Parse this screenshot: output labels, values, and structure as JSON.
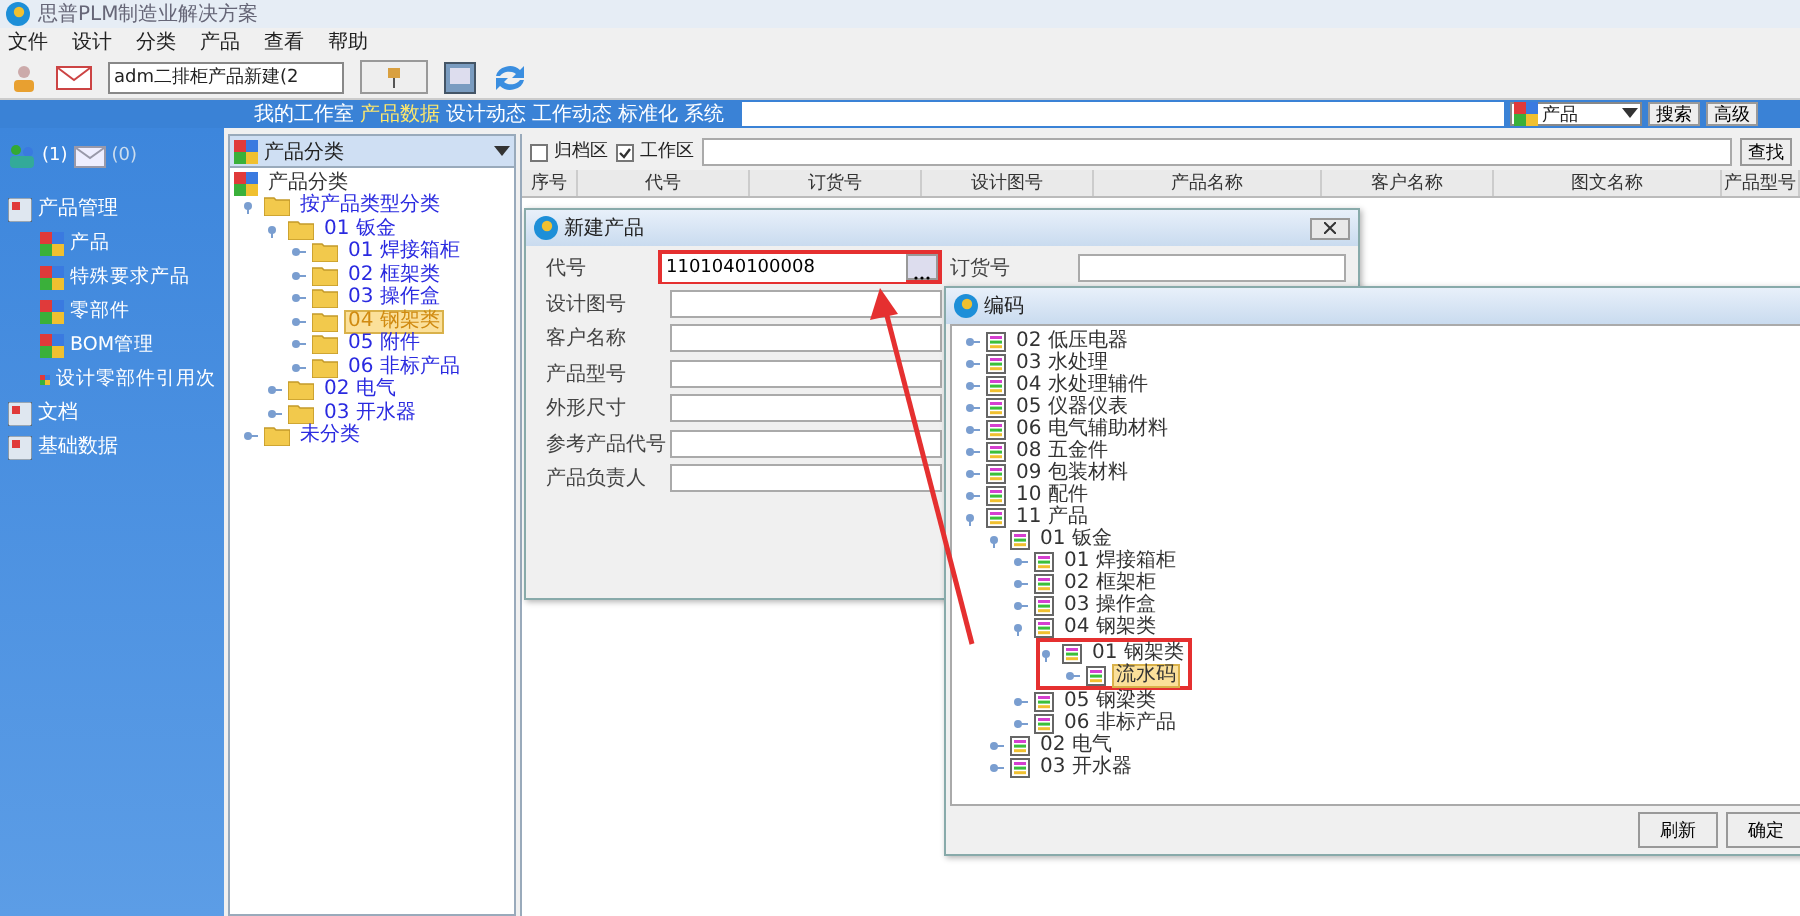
{
  "window": {
    "title": "思普PLM制造业解决方案"
  },
  "menu": [
    "文件",
    "设计",
    "分类",
    "产品",
    "查看",
    "帮助"
  ],
  "toolbar": {
    "recent_value": "adm二排柜产品新建(2"
  },
  "nav": [
    {
      "label": "我的工作室",
      "selected": false
    },
    {
      "label": "产品数据",
      "selected": true
    },
    {
      "label": "设计动态",
      "selected": false
    },
    {
      "label": "工作动态",
      "selected": false
    },
    {
      "label": "标准化",
      "selected": false
    },
    {
      "label": "系统",
      "selected": false
    }
  ],
  "search": {
    "scope": "产品",
    "buttons": [
      "搜索",
      "高级"
    ]
  },
  "sidebar": {
    "counts": [
      "(1)",
      "(0)"
    ],
    "sections": [
      {
        "label": "产品管理",
        "items": [
          "产品",
          "特殊要求产品",
          "零部件",
          "BOM管理",
          "设计零部件引用次"
        ]
      },
      {
        "label": "文档"
      },
      {
        "label": "基础数据"
      }
    ]
  },
  "category_panel": {
    "selector": "产品分类",
    "tree": [
      {
        "label": "产品分类",
        "children": [
          {
            "label": "按产品类型分类",
            "expanded": true,
            "children": [
              {
                "label": "01 钣金",
                "expanded": true,
                "children": [
                  {
                    "label": "01 焊接箱柜",
                    "selected": false
                  },
                  {
                    "label": "02 框架类",
                    "selected": false
                  },
                  {
                    "label": "03 操作盒",
                    "selected": false
                  },
                  {
                    "label": "04 钢架类",
                    "selected": true
                  },
                  {
                    "label": "05 附件",
                    "selected": false
                  },
                  {
                    "label": "06 非标产品",
                    "selected": false
                  }
                ]
              },
              {
                "label": "02 电气",
                "selected": false
              },
              {
                "label": "03 开水器",
                "selected": false
              }
            ]
          },
          {
            "label": "未分类",
            "selected": false
          }
        ]
      }
    ]
  },
  "filters": [
    {
      "label": "归档区",
      "checked": false
    },
    {
      "label": "工作区",
      "checked": true
    }
  ],
  "find_button": "查找",
  "table": {
    "columns": [
      "序号",
      "代号",
      "订货号",
      "设计图号",
      "产品名称",
      "客户名称",
      "图文名称",
      "产品型号"
    ]
  },
  "new_product_dialog": {
    "title": "新建产品",
    "fields": [
      {
        "label": "代号",
        "value": "1101040100008",
        "highlighted": true
      },
      {
        "label": "设计图号"
      },
      {
        "label": "客户名称"
      },
      {
        "label": "产品型号"
      },
      {
        "label": "外形尺寸"
      },
      {
        "label": "参考产品代号"
      },
      {
        "label": "产品负责人"
      }
    ],
    "side_field": {
      "label": "订货号"
    }
  },
  "code_dialog": {
    "title": "编码",
    "tree": [
      {
        "label": "02 低压电器"
      },
      {
        "label": "03 水处理"
      },
      {
        "label": "04 水处理辅件"
      },
      {
        "label": "05 仪器仪表"
      },
      {
        "label": "06 电气辅助材料"
      },
      {
        "label": "08 五金件"
      },
      {
        "label": "09 包装材料"
      },
      {
        "label": "10 配件"
      },
      {
        "label": "11 产品",
        "expanded": true,
        "children": [
          {
            "label": "01 钣金",
            "expanded": true,
            "children": [
              {
                "label": "01 焊接箱柜"
              },
              {
                "label": "02 框架柜"
              },
              {
                "label": "03 操作盒"
              },
              {
                "label": "04 钢架类",
                "expanded": true,
                "children": [
                  {
                    "label": "01 钢架类",
                    "expanded": true,
                    "highlighted": true,
                    "children": [
                      {
                        "label": "流水码",
                        "selected": true
                      }
                    ]
                  }
                ]
              },
              {
                "label": "05 钢梁类"
              },
              {
                "label": "06 非标产品"
              }
            ]
          },
          {
            "label": "02 电气"
          },
          {
            "label": "03 开水器"
          }
        ]
      }
    ],
    "buttons": [
      "刷新",
      "确定"
    ]
  }
}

> Problem to work on
Transcribe the complete set of entries verbatim. No pictures belong in the copy.

> Exercise answer
Parse this screenshot: output labels, values, and structure as JSON.
{
  "window": {
    "title": "思普PLM制造业解决方案"
  },
  "menu": [
    "文件",
    "设计",
    "分类",
    "产品",
    "查看",
    "帮助"
  ],
  "toolbar": {
    "recent_value": "adm二排柜产品新建(2"
  },
  "nav": [
    {
      "label": "我的工作室",
      "selected": false
    },
    {
      "label": "产品数据",
      "selected": true
    },
    {
      "label": "设计动态",
      "selected": false
    },
    {
      "label": "工作动态",
      "selected": false
    },
    {
      "label": "标准化",
      "selected": false
    },
    {
      "label": "系统",
      "selected": false
    }
  ],
  "search": {
    "scope": "产品",
    "buttons": [
      "搜索",
      "高级"
    ]
  },
  "sidebar": {
    "counts": [
      "(1)",
      "(0)"
    ],
    "sections": [
      {
        "label": "产品管理",
        "items": [
          "产品",
          "特殊要求产品",
          "零部件",
          "BOM管理",
          "设计零部件引用次"
        ]
      },
      {
        "label": "文档"
      },
      {
        "label": "基础数据"
      }
    ]
  },
  "category_panel": {
    "selector": "产品分类",
    "tree": [
      {
        "label": "产品分类",
        "children": [
          {
            "label": "按产品类型分类",
            "expanded": true,
            "children": [
              {
                "label": "01 钣金",
                "expanded": true,
                "children": [
                  {
                    "label": "01 焊接箱柜",
                    "selected": false
                  },
                  {
                    "label": "02 框架类",
                    "selected": false
                  },
                  {
                    "label": "03 操作盒",
                    "selected": false
                  },
                  {
                    "label": "04 钢架类",
                    "selected": true
                  },
                  {
                    "label": "05 附件",
                    "selected": false
                  },
                  {
                    "label": "06 非标产品",
                    "selected": false
                  }
                ]
              },
              {
                "label": "02 电气",
                "selected": false
              },
              {
                "label": "03 开水器",
                "selected": false
              }
            ]
          },
          {
            "label": "未分类",
            "selected": false
          }
        ]
      }
    ]
  },
  "filters": [
    {
      "label": "归档区",
      "checked": false
    },
    {
      "label": "工作区",
      "checked": true
    }
  ],
  "find_button": "查找",
  "table": {
    "columns": [
      "序号",
      "代号",
      "订货号",
      "设计图号",
      "产品名称",
      "客户名称",
      "图文名称",
      "产品型号"
    ]
  },
  "new_product_dialog": {
    "title": "新建产品",
    "fields": [
      {
        "label": "代号",
        "value": "1101040100008",
        "highlighted": true
      },
      {
        "label": "设计图号"
      },
      {
        "label": "客户名称"
      },
      {
        "label": "产品型号"
      },
      {
        "label": "外形尺寸"
      },
      {
        "label": "参考产品代号"
      },
      {
        "label": "产品负责人"
      }
    ],
    "side_field": {
      "label": "订货号"
    }
  },
  "code_dialog": {
    "title": "编码",
    "tree": [
      {
        "label": "02 低压电器"
      },
      {
        "label": "03 水处理"
      },
      {
        "label": "04 水处理辅件"
      },
      {
        "label": "05 仪器仪表"
      },
      {
        "label": "06 电气辅助材料"
      },
      {
        "label": "08 五金件"
      },
      {
        "label": "09 包装材料"
      },
      {
        "label": "10 配件"
      },
      {
        "label": "11 产品",
        "expanded": true,
        "children": [
          {
            "label": "01 钣金",
            "expanded": true,
            "children": [
              {
                "label": "01 焊接箱柜"
              },
              {
                "label": "02 框架柜"
              },
              {
                "label": "03 操作盒"
              },
              {
                "label": "04 钢架类",
                "expanded": true,
                "children": [
                  {
                    "label": "01 钢架类",
                    "expanded": true,
                    "highlighted": true,
                    "children": [
                      {
                        "label": "流水码",
                        "selected": true
                      }
                    ]
                  }
                ]
              },
              {
                "label": "05 钢梁类"
              },
              {
                "label": "06 非标产品"
              }
            ]
          },
          {
            "label": "02 电气"
          },
          {
            "label": "03 开水器"
          }
        ]
      }
    ],
    "buttons": [
      "刷新",
      "确定"
    ]
  }
}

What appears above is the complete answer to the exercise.